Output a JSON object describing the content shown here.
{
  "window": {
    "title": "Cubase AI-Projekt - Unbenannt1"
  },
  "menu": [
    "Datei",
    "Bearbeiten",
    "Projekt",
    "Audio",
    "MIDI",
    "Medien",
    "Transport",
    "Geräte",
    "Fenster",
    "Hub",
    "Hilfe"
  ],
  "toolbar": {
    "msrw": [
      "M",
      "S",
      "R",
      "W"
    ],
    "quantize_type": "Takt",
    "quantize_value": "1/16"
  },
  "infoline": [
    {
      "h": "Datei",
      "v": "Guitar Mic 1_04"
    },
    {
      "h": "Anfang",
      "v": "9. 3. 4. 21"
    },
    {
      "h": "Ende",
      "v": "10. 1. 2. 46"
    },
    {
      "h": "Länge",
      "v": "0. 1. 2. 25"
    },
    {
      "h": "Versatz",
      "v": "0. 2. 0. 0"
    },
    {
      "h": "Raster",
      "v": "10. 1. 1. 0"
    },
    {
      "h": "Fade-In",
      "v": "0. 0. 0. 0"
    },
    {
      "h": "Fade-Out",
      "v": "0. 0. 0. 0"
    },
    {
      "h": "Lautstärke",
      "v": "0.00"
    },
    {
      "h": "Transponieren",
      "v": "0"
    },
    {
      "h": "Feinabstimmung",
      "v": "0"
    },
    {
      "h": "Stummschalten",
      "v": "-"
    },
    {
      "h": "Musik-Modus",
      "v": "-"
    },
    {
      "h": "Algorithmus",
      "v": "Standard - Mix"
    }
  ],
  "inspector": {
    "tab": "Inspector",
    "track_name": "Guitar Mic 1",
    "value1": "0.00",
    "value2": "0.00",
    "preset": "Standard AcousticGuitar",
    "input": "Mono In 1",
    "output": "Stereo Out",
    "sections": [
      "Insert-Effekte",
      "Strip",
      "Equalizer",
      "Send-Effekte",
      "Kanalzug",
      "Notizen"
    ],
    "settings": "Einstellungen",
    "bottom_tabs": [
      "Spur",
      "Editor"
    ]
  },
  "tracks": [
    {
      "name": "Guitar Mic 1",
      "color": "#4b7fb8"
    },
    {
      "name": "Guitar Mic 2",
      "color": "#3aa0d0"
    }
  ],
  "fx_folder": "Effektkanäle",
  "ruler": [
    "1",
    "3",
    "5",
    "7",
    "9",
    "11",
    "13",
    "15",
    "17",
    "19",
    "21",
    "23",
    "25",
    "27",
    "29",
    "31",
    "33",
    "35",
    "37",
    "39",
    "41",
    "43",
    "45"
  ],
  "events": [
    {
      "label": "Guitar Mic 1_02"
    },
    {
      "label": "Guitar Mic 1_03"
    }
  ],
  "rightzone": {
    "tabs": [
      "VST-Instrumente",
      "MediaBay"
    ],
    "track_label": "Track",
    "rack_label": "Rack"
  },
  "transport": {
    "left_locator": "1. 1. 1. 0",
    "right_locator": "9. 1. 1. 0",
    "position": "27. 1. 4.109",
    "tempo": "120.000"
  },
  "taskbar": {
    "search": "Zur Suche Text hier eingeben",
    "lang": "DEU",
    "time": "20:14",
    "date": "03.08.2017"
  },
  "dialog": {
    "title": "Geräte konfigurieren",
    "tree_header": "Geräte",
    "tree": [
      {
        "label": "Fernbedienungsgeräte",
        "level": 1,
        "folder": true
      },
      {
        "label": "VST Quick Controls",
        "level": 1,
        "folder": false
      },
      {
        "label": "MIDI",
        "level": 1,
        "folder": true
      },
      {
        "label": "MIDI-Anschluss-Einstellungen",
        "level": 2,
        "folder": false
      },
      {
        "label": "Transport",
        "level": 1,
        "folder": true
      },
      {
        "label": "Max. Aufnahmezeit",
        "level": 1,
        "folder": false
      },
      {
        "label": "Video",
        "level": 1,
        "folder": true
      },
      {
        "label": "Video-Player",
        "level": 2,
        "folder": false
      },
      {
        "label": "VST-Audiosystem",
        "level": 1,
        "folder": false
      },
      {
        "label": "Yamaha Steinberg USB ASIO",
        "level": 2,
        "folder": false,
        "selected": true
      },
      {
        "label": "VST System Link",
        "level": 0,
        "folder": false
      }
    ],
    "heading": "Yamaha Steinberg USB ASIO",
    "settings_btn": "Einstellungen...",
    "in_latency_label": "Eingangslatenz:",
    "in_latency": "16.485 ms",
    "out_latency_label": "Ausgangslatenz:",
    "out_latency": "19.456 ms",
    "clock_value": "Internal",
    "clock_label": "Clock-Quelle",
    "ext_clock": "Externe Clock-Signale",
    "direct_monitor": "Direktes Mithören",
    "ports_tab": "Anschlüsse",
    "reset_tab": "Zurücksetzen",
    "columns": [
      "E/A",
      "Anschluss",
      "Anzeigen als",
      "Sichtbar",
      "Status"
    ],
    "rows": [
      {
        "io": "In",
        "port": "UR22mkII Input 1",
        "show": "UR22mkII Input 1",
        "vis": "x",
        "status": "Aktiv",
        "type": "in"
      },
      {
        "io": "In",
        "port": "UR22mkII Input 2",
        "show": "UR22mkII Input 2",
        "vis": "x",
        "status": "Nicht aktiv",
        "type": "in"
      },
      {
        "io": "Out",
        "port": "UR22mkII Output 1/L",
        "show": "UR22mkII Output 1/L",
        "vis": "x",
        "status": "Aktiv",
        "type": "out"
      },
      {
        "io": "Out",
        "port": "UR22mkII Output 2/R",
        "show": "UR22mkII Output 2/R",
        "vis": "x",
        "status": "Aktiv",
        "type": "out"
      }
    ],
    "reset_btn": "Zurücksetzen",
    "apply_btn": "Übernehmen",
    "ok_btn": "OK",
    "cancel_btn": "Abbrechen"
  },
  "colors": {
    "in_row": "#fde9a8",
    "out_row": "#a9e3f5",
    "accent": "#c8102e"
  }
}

- **The task**
Repeat every line of the data, exactly and in full.

- **Result of the task**
Output a JSON object describing the content shown here.
{
  "window": {
    "title": "Cubase AI-Projekt - Unbenannt1"
  },
  "menu": [
    "Datei",
    "Bearbeiten",
    "Projekt",
    "Audio",
    "MIDI",
    "Medien",
    "Transport",
    "Geräte",
    "Fenster",
    "Hub",
    "Hilfe"
  ],
  "toolbar": {
    "msrw": [
      "M",
      "S",
      "R",
      "W"
    ],
    "quantize_type": "Takt",
    "quantize_value": "1/16"
  },
  "infoline": [
    {
      "h": "Datei",
      "v": "Guitar Mic 1_04"
    },
    {
      "h": "Anfang",
      "v": "9. 3. 4. 21"
    },
    {
      "h": "Ende",
      "v": "10. 1. 2. 46"
    },
    {
      "h": "Länge",
      "v": "0. 1. 2. 25"
    },
    {
      "h": "Versatz",
      "v": "0. 2. 0. 0"
    },
    {
      "h": "Raster",
      "v": "10. 1. 1. 0"
    },
    {
      "h": "Fade-In",
      "v": "0. 0. 0. 0"
    },
    {
      "h": "Fade-Out",
      "v": "0. 0. 0. 0"
    },
    {
      "h": "Lautstärke",
      "v": "0.00"
    },
    {
      "h": "Transponieren",
      "v": "0"
    },
    {
      "h": "Feinabstimmung",
      "v": "0"
    },
    {
      "h": "Stummschalten",
      "v": "-"
    },
    {
      "h": "Musik-Modus",
      "v": "-"
    },
    {
      "h": "Algorithmus",
      "v": "Standard - Mix"
    }
  ],
  "inspector": {
    "tab": "Inspector",
    "track_name": "Guitar Mic 1",
    "value1": "0.00",
    "value2": "0.00",
    "preset": "Standard AcousticGuitar",
    "input": "Mono In 1",
    "output": "Stereo Out",
    "sections": [
      "Insert-Effekte",
      "Strip",
      "Equalizer",
      "Send-Effekte",
      "Kanalzug",
      "Notizen"
    ],
    "settings": "Einstellungen",
    "bottom_tabs": [
      "Spur",
      "Editor"
    ]
  },
  "tracks": [
    {
      "name": "Guitar Mic 1",
      "color": "#4b7fb8"
    },
    {
      "name": "Guitar Mic 2",
      "color": "#3aa0d0"
    }
  ],
  "fx_folder": "Effektkanäle",
  "ruler": [
    "1",
    "3",
    "5",
    "7",
    "9",
    "11",
    "13",
    "15",
    "17",
    "19",
    "21",
    "23",
    "25",
    "27",
    "29",
    "31",
    "33",
    "35",
    "37",
    "39",
    "41",
    "43",
    "45"
  ],
  "events": [
    {
      "label": "Guitar Mic 1_02"
    },
    {
      "label": "Guitar Mic 1_03"
    }
  ],
  "rightzone": {
    "tabs": [
      "VST-Instrumente",
      "MediaBay"
    ],
    "track_label": "Track",
    "rack_label": "Rack"
  },
  "transport": {
    "left_locator": "1. 1. 1. 0",
    "right_locator": "9. 1. 1. 0",
    "position": "27. 1. 4.109",
    "tempo": "120.000"
  },
  "taskbar": {
    "search": "Zur Suche Text hier eingeben",
    "lang": "DEU",
    "time": "20:14",
    "date": "03.08.2017"
  },
  "dialog": {
    "title": "Geräte konfigurieren",
    "tree_header": "Geräte",
    "tree": [
      {
        "label": "Fernbedienungsgeräte",
        "level": 1,
        "folder": true
      },
      {
        "label": "VST Quick Controls",
        "level": 1,
        "folder": false
      },
      {
        "label": "MIDI",
        "level": 1,
        "folder": true
      },
      {
        "label": "MIDI-Anschluss-Einstellungen",
        "level": 2,
        "folder": false
      },
      {
        "label": "Transport",
        "level": 1,
        "folder": true
      },
      {
        "label": "Max. Aufnahmezeit",
        "level": 1,
        "folder": false
      },
      {
        "label": "Video",
        "level": 1,
        "folder": true
      },
      {
        "label": "Video-Player",
        "level": 2,
        "folder": false
      },
      {
        "label": "VST-Audiosystem",
        "level": 1,
        "folder": false
      },
      {
        "label": "Yamaha Steinberg USB ASIO",
        "level": 2,
        "folder": false,
        "selected": true
      },
      {
        "label": "VST System Link",
        "level": 0,
        "folder": false
      }
    ],
    "heading": "Yamaha Steinberg USB ASIO",
    "settings_btn": "Einstellungen...",
    "in_latency_label": "Eingangslatenz:",
    "in_latency": "16.485 ms",
    "out_latency_label": "Ausgangslatenz:",
    "out_latency": "19.456 ms",
    "clock_value": "Internal",
    "clock_label": "Clock-Quelle",
    "ext_clock": "Externe Clock-Signale",
    "direct_monitor": "Direktes Mithören",
    "ports_tab": "Anschlüsse",
    "reset_tab": "Zurücksetzen",
    "columns": [
      "E/A",
      "Anschluss",
      "Anzeigen als",
      "Sichtbar",
      "Status"
    ],
    "rows": [
      {
        "io": "In",
        "port": "UR22mkII Input 1",
        "show": "UR22mkII Input 1",
        "vis": "x",
        "status": "Aktiv",
        "type": "in"
      },
      {
        "io": "In",
        "port": "UR22mkII Input 2",
        "show": "UR22mkII Input 2",
        "vis": "x",
        "status": "Nicht aktiv",
        "type": "in"
      },
      {
        "io": "Out",
        "port": "UR22mkII Output 1/L",
        "show": "UR22mkII Output 1/L",
        "vis": "x",
        "status": "Aktiv",
        "type": "out"
      },
      {
        "io": "Out",
        "port": "UR22mkII Output 2/R",
        "show": "UR22mkII Output 2/R",
        "vis": "x",
        "status": "Aktiv",
        "type": "out"
      }
    ],
    "reset_btn": "Zurücksetzen",
    "apply_btn": "Übernehmen",
    "ok_btn": "OK",
    "cancel_btn": "Abbrechen"
  },
  "colors": {
    "in_row": "#fde9a8",
    "out_row": "#a9e3f5",
    "accent": "#c8102e"
  }
}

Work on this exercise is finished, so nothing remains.